▸ Task directions
Retype every one of the rows below without any change, and leave the pictures out of your answer.

== Task material

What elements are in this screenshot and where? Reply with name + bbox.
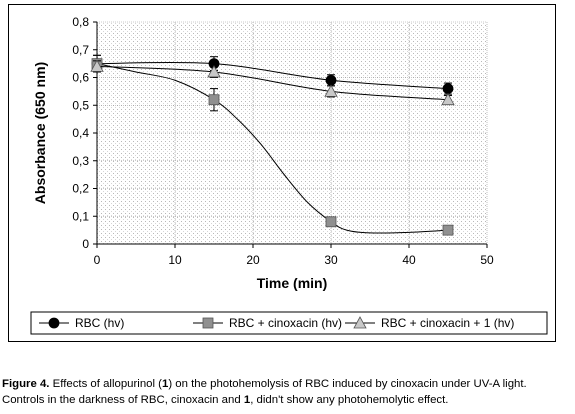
caption-text-1b: ) on the photohemolysis of RBC induced b…: [168, 378, 527, 390]
legend-label: RBC + cinoxacin (hv): [229, 316, 342, 330]
x-tick-label: 10: [168, 253, 182, 267]
data-point-square: [325, 216, 337, 228]
legend-entry: RBC (hv): [39, 316, 124, 330]
y-tick-label: 0,7: [72, 43, 89, 57]
legend-label: RBC + cinoxacin + 1 (hv): [381, 316, 514, 330]
legend-label: RBC (hv): [75, 316, 124, 330]
x-tick-label: 0: [94, 253, 101, 267]
series-line: [96, 65, 449, 101]
y-tick-label: 0,2: [72, 182, 89, 196]
y-tick-label: 0,4: [72, 126, 89, 140]
data-point-triangle: [324, 84, 338, 97]
y-tick-label: 0,3: [72, 154, 89, 168]
series-line: [96, 63, 449, 234]
legend-marker-triangle: [353, 316, 367, 329]
data-point-square: [442, 224, 454, 236]
x-axis-label: Time (min): [257, 275, 328, 291]
figure-caption: Figure 4. Effects of allopurinol (1) on …: [2, 376, 573, 408]
caption-compound-number-2: 1: [243, 394, 251, 406]
y-tick-label: 0,6: [72, 71, 89, 85]
y-tick-label: 0,5: [72, 98, 89, 112]
data-point-triangle: [207, 65, 221, 78]
x-tick-label: 30: [324, 253, 338, 267]
caption-text-2b: , didn't show any photohemolytic effect.: [250, 394, 449, 406]
caption-text-1a: Effects of allopurinol (: [49, 378, 162, 390]
caption-line-2: Controls in the darkness of RBC, cinoxac…: [2, 392, 573, 408]
caption-compound-number: 1: [161, 378, 169, 390]
data-point-triangle: [90, 59, 104, 72]
gridlines: [97, 21, 488, 244]
legend-entry: RBC + cinoxacin + 1 (hv): [345, 316, 514, 330]
y-tick-label: 0: [82, 237, 89, 251]
chart-frame: 0 0,1 0,2 0,3 0,4 0,5 0,6 0,7 0,8 0 10 20 30 40 50 Tim…: [8, 4, 556, 342]
caption-figure-label: Figure 4.: [2, 378, 50, 390]
y-tick-label: 0,8: [72, 15, 89, 29]
x-tick-label: 40: [402, 253, 416, 267]
y-tick-label: 0,1: [72, 209, 89, 223]
series-triangle: [90, 59, 455, 106]
x-tick-label: 20: [246, 253, 260, 267]
x-tick-label: 50: [480, 253, 494, 267]
caption-line-1: Figure 4. Effects of allopurinol (1) on …: [2, 376, 573, 392]
data-point-triangle: [441, 92, 455, 106]
legend-box: [30, 311, 548, 335]
tick-labels: 0 0,1 0,2 0,3 0,4 0,5 0,6 0,7 0,8 0 10 20 30 40 50: [72, 15, 494, 267]
legend-marker-square: [202, 317, 214, 329]
legend-marker-circle: [48, 317, 60, 329]
data-point-circle: [325, 74, 337, 86]
series: [90, 54, 455, 236]
legend-entry: RBC + cinoxacin (hv): [193, 316, 342, 330]
data-point-circle: [442, 83, 454, 94]
absorbance-chart: 0 0,1 0,2 0,3 0,4 0,5 0,6 0,7 0,8 0 10 20 30 40 50 Tim…: [30, 15, 548, 335]
y-axis-label: Absorbance (650 nm): [32, 62, 48, 204]
caption-text-2a: Controls in the darkness of RBC, cinoxac…: [2, 394, 244, 406]
legend: RBC (hv) RBC + cinoxacin (hv) RBC + cinoxa…: [30, 311, 548, 335]
data-point-square: [208, 94, 220, 106]
series-line: [96, 61, 449, 90]
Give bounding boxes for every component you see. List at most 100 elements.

====

▸ Task answer
What elements are in this screenshot and where? Reply with name + bbox.
caption-text-1b: ) on the photohemolysis of RBC induced b…: [168, 378, 527, 390]
legend-label: RBC + cinoxacin (hv): [229, 316, 342, 330]
x-tick-label: 10: [168, 253, 182, 267]
data-point-square: [325, 216, 337, 228]
legend-entry: RBC (hv): [39, 316, 124, 330]
y-tick-label: 0,7: [72, 43, 89, 57]
legend-label: RBC + cinoxacin + 1 (hv): [381, 316, 514, 330]
legend-label: RBC (hv): [75, 316, 124, 330]
x-tick-label: 0: [94, 253, 101, 267]
series-line: [96, 65, 449, 101]
y-tick-label: 0,2: [72, 182, 89, 196]
y-tick-label: 0,4: [72, 126, 89, 140]
data-point-triangle: [324, 84, 338, 97]
y-tick-label: 0,3: [72, 154, 89, 168]
series-line: [96, 63, 449, 234]
legend-marker-triangle: [353, 316, 367, 329]
data-point-square: [442, 224, 454, 236]
x-axis-label: Time (min): [257, 275, 328, 291]
figure-caption: Figure 4. Effects of allopurinol (1) on …: [2, 376, 573, 408]
caption-compound-number-2: 1: [243, 394, 251, 406]
y-tick-label: 0,6: [72, 71, 89, 85]
y-tick-label: 0,5: [72, 98, 89, 112]
data-point-triangle: [207, 65, 221, 78]
x-tick-label: 30: [324, 253, 338, 267]
caption-text-2b: , didn't show any photohemolytic effect.: [250, 394, 449, 406]
caption-text-1a: Effects of allopurinol (: [49, 378, 162, 390]
caption-line-2: Controls in the darkness of RBC, cinoxac…: [2, 392, 573, 408]
caption-compound-number: 1: [161, 378, 169, 390]
data-point-triangle: [90, 59, 104, 72]
gridlines: [97, 21, 488, 244]
legend-entry: RBC + cinoxacin + 1 (hv): [345, 316, 514, 330]
y-tick-label: 0: [82, 237, 89, 251]
chart-frame: 0 0,1 0,2 0,3 0,4 0,5 0,6 0,7 0,8 0 10 20 30 40 50 Tim…: [8, 4, 556, 342]
caption-figure-label: Figure 4.: [2, 378, 50, 390]
y-tick-label: 0,8: [72, 15, 89, 29]
x-tick-label: 40: [402, 253, 416, 267]
y-tick-label: 0,1: [72, 209, 89, 223]
series-triangle: [90, 59, 455, 106]
x-tick-label: 20: [246, 253, 260, 267]
x-tick-label: 50: [480, 253, 494, 267]
caption-line-1: Figure 4. Effects of allopurinol (1) on …: [2, 376, 573, 392]
data-point-triangle: [441, 92, 455, 106]
legend-box: [30, 311, 548, 335]
tick-labels: 0 0,1 0,2 0,3 0,4 0,5 0,6 0,7 0,8 0 10 20 30 40 50: [72, 15, 494, 267]
legend-marker-square: [202, 317, 214, 329]
legend-marker-circle: [48, 317, 60, 329]
data-point-circle: [325, 74, 337, 86]
series: [90, 54, 455, 236]
legend-entry: RBC + cinoxacin (hv): [193, 316, 342, 330]
data-point-circle: [442, 83, 454, 94]
absorbance-chart: 0 0,1 0,2 0,3 0,4 0,5 0,6 0,7 0,8 0 10 20 30 40 50 Tim…: [30, 15, 548, 335]
y-axis-label: Absorbance (650 nm): [32, 62, 48, 204]
caption-text-2a: Controls in the darkness of RBC, cinoxac…: [2, 394, 244, 406]
legend: RBC (hv) RBC + cinoxacin (hv) RBC + cinoxa…: [30, 311, 548, 335]
data-point-square: [208, 94, 220, 106]
series-line: [96, 61, 449, 90]
Give bounding boxes for every component you see. List at most 100 elements.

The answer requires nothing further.